++++ DATASET CONTENT
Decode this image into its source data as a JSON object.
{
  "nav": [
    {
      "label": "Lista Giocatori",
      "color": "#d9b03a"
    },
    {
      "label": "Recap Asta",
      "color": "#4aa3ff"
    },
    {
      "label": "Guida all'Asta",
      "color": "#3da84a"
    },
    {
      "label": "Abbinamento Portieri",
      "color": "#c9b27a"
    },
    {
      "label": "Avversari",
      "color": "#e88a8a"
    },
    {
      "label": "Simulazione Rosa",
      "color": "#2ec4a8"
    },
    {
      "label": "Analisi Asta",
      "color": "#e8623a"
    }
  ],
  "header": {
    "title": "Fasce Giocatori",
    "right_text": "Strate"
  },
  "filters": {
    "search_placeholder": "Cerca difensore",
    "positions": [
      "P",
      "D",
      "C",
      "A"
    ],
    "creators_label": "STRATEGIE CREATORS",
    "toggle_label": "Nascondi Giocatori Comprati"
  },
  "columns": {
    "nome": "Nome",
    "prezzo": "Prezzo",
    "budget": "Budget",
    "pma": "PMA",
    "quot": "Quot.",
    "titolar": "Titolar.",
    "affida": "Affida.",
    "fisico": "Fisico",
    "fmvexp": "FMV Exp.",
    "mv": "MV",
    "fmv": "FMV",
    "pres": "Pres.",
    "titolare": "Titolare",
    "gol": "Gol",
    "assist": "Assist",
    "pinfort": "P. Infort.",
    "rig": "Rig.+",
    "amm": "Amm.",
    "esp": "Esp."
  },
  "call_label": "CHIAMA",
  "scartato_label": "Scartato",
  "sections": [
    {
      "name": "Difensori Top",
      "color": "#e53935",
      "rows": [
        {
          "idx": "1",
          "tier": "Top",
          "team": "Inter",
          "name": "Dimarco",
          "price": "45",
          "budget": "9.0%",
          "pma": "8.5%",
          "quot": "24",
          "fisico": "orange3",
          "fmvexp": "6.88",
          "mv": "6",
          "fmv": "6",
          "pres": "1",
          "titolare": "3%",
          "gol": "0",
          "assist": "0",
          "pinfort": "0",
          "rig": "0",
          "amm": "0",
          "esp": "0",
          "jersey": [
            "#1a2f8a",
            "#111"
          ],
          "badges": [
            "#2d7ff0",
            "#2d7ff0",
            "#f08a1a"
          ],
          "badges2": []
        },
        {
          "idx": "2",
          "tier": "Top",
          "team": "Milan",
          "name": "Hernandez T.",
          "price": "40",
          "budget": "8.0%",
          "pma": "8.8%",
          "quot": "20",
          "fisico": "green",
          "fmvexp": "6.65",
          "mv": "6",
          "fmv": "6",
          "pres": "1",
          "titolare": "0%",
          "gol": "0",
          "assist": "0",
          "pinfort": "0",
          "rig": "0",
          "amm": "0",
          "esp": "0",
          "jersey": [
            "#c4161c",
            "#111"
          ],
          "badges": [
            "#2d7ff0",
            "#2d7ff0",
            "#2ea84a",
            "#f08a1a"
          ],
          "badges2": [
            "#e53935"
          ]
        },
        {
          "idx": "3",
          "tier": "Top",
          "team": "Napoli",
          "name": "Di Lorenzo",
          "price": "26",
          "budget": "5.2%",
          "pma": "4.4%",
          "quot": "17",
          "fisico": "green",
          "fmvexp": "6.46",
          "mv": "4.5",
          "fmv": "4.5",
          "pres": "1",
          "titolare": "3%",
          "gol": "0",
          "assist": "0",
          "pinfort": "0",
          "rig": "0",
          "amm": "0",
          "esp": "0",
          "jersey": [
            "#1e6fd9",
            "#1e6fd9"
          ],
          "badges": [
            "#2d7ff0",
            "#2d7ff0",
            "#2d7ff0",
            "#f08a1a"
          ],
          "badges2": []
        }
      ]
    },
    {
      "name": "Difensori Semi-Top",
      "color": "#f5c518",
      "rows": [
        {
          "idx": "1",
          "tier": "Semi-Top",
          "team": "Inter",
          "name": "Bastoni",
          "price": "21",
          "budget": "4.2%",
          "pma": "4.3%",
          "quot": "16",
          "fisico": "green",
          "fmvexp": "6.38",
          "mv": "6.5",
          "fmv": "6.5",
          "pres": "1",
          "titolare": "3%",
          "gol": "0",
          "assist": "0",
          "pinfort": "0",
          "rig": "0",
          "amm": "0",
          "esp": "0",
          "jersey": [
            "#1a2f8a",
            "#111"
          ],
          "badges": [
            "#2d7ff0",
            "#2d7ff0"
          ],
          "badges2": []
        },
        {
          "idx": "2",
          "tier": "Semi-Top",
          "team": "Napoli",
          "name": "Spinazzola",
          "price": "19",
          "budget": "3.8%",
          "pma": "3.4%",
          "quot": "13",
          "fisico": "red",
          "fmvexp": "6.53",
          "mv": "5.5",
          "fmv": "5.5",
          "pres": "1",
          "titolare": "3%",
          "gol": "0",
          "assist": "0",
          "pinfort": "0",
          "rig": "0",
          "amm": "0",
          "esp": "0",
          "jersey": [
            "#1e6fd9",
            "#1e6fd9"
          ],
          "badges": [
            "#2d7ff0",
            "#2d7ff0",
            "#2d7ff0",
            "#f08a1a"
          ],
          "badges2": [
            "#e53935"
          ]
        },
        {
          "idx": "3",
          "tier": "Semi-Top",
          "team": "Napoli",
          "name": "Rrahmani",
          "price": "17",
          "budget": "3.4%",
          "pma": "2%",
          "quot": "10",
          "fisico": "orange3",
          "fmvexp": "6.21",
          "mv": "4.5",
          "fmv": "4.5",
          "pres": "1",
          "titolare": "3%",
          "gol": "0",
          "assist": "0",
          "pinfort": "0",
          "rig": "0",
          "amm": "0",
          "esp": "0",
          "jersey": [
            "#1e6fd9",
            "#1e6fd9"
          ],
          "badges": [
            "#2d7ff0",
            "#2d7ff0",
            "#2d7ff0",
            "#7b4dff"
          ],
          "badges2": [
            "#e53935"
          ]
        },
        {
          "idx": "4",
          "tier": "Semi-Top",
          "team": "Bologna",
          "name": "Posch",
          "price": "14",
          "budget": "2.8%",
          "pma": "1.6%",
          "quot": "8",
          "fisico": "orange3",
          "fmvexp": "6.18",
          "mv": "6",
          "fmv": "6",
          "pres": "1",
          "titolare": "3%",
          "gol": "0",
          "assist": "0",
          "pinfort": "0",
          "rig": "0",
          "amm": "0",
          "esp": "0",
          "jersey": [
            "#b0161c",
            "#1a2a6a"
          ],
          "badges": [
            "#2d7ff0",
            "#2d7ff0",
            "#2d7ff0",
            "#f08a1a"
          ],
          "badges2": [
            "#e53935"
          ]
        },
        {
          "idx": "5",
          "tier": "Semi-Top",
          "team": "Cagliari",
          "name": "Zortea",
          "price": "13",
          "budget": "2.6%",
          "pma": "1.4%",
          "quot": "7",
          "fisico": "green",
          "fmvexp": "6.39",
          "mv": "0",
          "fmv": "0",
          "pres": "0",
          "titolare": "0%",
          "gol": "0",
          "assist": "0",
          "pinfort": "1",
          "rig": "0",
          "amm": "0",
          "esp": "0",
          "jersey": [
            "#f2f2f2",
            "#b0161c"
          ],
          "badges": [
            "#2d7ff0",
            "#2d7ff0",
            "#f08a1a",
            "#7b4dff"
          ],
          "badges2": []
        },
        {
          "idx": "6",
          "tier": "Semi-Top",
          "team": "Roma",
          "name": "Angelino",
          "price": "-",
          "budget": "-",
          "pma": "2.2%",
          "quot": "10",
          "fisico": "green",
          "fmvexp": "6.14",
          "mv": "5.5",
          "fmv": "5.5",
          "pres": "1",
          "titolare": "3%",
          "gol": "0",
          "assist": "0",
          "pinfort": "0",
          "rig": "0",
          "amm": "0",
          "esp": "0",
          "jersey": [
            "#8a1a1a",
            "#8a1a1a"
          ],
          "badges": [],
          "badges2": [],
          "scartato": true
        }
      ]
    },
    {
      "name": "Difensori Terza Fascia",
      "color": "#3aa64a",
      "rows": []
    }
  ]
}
++++++++
> WORK INSTRUCTIONS
Copy out every line of the listing that includes the string "budget".

> OUTPUT FOR THIS EXERCISE
    "budget": "Budget",
          "budget": "9.0%",
          "budget": "8.0%",
          "budget": "5.2%",
          "budget": "4.2%",
          "budget": "3.8%",
          "budget": "3.4%",
          "budget": "2.8%",
          "budget": "2.6%",
          "budget": "-",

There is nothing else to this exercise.